» Dataset items:
-*-
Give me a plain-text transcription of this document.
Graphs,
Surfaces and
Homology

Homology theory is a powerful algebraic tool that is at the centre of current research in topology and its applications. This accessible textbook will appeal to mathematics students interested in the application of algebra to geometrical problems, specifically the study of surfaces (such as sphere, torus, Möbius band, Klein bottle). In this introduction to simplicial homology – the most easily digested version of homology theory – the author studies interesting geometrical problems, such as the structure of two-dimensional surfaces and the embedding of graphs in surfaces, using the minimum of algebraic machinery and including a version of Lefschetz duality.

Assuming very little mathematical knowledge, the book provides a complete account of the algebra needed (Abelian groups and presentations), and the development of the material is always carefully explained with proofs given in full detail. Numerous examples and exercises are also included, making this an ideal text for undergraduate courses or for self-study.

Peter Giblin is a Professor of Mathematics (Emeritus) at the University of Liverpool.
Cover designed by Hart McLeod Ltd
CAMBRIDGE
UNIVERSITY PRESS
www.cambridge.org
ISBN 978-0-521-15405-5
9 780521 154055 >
-*-
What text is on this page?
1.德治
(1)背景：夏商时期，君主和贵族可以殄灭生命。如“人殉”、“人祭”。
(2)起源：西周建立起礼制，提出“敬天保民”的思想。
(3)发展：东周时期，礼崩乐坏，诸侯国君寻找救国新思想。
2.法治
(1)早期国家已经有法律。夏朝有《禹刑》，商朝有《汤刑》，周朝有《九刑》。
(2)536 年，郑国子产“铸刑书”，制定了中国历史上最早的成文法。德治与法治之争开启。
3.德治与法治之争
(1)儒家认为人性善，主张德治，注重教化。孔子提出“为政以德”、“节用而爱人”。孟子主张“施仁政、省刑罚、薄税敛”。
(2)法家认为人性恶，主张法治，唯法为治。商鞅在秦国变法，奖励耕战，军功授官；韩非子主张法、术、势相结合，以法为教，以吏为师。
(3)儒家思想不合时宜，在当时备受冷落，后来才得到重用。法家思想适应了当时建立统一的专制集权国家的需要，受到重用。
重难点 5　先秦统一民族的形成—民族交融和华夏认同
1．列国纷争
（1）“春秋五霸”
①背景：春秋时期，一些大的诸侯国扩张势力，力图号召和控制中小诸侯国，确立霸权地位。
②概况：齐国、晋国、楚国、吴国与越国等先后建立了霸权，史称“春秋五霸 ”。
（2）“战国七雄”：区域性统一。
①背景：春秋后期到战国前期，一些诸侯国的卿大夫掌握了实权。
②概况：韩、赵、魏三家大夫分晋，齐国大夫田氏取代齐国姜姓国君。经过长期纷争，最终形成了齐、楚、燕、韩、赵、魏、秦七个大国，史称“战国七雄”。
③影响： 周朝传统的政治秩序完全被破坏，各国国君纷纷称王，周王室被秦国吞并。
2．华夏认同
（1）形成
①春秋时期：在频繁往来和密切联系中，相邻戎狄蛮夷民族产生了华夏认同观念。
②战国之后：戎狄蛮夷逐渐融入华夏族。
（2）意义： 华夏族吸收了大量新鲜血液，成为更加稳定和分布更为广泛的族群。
-*-
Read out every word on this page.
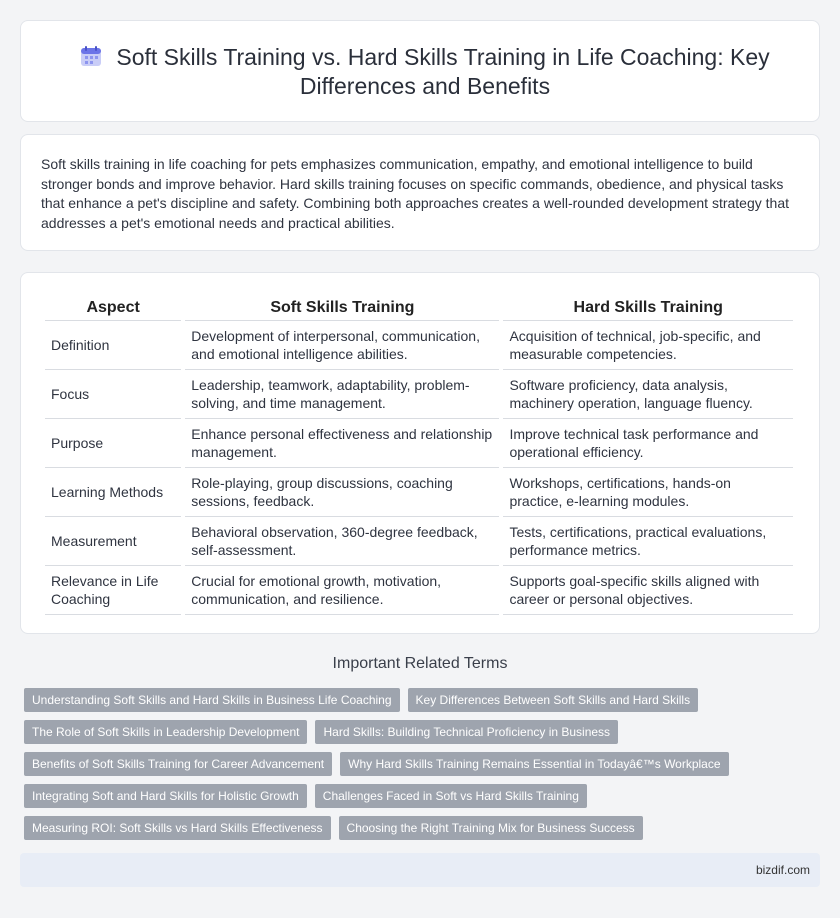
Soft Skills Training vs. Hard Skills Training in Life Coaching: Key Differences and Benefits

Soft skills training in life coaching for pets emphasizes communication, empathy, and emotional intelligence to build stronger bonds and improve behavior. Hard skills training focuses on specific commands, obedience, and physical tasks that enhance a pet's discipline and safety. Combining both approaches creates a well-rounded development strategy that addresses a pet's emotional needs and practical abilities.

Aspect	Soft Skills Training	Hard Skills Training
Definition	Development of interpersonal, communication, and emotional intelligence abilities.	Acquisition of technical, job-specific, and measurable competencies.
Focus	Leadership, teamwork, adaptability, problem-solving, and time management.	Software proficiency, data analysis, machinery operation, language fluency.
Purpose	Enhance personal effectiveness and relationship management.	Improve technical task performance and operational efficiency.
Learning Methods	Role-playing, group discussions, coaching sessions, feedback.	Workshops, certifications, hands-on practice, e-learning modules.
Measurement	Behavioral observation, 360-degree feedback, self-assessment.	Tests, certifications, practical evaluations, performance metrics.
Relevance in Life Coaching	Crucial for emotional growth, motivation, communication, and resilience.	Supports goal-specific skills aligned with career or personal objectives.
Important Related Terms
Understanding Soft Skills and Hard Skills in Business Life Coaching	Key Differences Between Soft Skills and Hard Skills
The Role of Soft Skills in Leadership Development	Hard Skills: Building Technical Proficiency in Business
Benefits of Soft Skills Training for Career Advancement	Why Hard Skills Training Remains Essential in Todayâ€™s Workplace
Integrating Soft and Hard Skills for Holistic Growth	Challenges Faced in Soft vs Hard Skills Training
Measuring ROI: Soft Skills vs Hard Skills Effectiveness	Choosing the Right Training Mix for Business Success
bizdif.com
-*-
» Goal of the exercise: Which lines contain the word "战国七雄"? Return each of them.

» The solution:
（2）“战国七雄”：区域性统一。
②概况：韩、赵、魏三家大夫分晋，齐国大夫田氏取代齐国姜姓国君。经过长期纷争，最终形成了齐、楚、燕、韩、赵、魏、秦七个大国，史称“战国七雄”。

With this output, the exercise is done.